Find each line containing the string "finns" and return it.

◆ **Records provided**:
════════
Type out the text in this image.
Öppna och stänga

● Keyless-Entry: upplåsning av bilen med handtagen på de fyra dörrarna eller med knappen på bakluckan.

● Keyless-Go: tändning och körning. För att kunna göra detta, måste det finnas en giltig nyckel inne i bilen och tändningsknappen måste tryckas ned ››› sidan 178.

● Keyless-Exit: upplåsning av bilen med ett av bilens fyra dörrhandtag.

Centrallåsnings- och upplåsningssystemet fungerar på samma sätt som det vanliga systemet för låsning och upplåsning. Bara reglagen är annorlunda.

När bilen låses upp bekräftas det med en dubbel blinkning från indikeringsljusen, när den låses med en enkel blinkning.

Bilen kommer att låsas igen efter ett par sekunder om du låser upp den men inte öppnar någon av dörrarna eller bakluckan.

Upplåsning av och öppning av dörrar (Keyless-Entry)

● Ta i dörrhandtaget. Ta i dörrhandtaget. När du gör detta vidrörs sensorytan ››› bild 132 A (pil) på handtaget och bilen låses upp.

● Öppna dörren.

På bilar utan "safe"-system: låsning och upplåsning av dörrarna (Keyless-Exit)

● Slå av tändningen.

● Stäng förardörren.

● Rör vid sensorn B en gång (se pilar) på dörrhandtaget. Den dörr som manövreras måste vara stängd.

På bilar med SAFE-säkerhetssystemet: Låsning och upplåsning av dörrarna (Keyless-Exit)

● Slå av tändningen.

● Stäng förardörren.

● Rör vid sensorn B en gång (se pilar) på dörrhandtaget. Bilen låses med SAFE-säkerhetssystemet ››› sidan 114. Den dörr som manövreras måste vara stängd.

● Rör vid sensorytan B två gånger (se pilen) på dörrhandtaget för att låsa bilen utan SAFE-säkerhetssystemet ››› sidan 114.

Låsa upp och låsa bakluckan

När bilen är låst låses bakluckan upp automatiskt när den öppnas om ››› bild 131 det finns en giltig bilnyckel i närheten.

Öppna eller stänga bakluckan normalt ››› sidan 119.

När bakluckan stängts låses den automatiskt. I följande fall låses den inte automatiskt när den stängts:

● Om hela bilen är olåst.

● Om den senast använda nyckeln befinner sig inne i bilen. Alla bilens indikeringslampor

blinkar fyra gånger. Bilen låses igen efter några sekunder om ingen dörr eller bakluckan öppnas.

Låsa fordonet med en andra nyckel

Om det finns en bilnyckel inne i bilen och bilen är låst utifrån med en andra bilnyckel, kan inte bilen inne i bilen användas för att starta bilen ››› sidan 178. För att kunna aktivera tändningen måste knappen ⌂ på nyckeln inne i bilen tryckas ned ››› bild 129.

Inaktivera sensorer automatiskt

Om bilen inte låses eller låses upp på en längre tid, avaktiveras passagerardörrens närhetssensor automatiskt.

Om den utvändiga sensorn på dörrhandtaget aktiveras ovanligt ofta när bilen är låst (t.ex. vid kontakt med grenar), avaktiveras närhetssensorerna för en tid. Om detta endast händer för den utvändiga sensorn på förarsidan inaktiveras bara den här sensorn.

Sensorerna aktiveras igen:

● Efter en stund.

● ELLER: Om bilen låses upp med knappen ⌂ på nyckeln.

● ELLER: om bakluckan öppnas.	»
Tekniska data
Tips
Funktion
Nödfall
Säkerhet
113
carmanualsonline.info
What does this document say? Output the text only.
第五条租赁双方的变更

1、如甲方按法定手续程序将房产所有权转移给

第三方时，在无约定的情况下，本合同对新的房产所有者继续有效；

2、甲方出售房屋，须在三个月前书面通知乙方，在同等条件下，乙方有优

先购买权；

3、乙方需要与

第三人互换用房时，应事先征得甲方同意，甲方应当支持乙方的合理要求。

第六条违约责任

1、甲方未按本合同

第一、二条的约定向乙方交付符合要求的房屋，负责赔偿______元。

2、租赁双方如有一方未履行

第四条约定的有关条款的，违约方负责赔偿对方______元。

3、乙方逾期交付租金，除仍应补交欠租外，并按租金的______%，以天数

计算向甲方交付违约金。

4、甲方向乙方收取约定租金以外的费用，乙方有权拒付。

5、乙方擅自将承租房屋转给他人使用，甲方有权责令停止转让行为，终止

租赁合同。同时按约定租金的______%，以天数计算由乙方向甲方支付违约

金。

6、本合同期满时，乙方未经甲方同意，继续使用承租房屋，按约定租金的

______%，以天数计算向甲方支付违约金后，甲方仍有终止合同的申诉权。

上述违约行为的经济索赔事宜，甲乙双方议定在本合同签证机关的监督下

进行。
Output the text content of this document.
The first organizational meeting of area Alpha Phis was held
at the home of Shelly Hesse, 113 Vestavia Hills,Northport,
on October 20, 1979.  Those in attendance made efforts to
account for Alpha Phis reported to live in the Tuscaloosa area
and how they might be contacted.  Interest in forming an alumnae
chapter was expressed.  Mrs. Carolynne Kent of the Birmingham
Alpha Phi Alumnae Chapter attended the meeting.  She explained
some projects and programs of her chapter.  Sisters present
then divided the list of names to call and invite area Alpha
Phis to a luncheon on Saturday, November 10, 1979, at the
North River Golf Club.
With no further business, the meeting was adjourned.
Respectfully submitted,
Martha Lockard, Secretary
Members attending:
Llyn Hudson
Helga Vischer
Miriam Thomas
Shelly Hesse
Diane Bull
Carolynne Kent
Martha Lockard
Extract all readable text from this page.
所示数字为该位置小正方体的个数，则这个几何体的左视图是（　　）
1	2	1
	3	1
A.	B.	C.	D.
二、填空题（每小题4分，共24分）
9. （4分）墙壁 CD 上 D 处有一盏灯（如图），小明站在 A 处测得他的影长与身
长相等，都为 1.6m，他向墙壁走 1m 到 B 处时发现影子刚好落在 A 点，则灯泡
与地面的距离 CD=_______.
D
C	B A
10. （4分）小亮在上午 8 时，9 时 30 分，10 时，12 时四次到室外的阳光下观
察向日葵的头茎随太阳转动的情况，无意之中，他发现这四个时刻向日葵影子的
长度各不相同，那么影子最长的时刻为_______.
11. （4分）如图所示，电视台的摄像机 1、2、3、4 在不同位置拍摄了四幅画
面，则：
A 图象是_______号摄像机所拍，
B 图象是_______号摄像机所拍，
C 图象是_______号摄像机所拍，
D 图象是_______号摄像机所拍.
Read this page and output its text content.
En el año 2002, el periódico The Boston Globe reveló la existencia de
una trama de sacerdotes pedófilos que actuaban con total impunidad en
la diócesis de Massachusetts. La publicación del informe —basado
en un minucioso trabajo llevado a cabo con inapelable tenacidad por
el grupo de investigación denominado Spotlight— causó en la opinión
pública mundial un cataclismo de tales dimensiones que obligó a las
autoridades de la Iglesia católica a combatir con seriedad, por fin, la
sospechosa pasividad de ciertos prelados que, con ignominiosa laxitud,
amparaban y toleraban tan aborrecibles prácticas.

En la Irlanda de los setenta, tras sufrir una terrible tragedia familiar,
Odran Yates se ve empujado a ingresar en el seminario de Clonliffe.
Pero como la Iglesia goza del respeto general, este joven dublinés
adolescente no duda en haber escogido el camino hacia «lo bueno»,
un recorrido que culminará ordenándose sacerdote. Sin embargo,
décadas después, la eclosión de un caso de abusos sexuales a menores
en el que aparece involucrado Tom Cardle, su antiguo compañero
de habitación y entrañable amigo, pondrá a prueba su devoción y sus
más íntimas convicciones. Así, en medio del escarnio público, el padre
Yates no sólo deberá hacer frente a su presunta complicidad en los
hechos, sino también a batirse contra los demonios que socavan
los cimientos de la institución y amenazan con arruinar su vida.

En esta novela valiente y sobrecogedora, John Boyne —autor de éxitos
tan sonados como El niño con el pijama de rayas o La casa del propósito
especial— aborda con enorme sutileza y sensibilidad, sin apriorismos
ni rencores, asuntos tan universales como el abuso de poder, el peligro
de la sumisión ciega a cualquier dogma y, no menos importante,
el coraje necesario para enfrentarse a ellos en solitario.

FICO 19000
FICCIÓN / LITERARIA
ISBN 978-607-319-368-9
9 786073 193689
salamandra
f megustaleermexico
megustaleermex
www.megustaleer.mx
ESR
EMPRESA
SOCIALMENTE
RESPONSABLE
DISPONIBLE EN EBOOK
════════
◆ **Right answer**:
När bilen är låst låses bakluckan upp automatiskt när den öppnas om ››› bild 131 det finns en giltig bilnyckel i närheten.
Om det finns en bilnyckel inne i bilen och bilen är låst utifrån med en andra bilnyckel, kan inte bilen inne i bilen användas för att starta bilen ››› sidan 178. För att kunna aktivera tändningen måste knappen ⌂ på nyckeln inne i bilen tryckas ned ››› bild 129.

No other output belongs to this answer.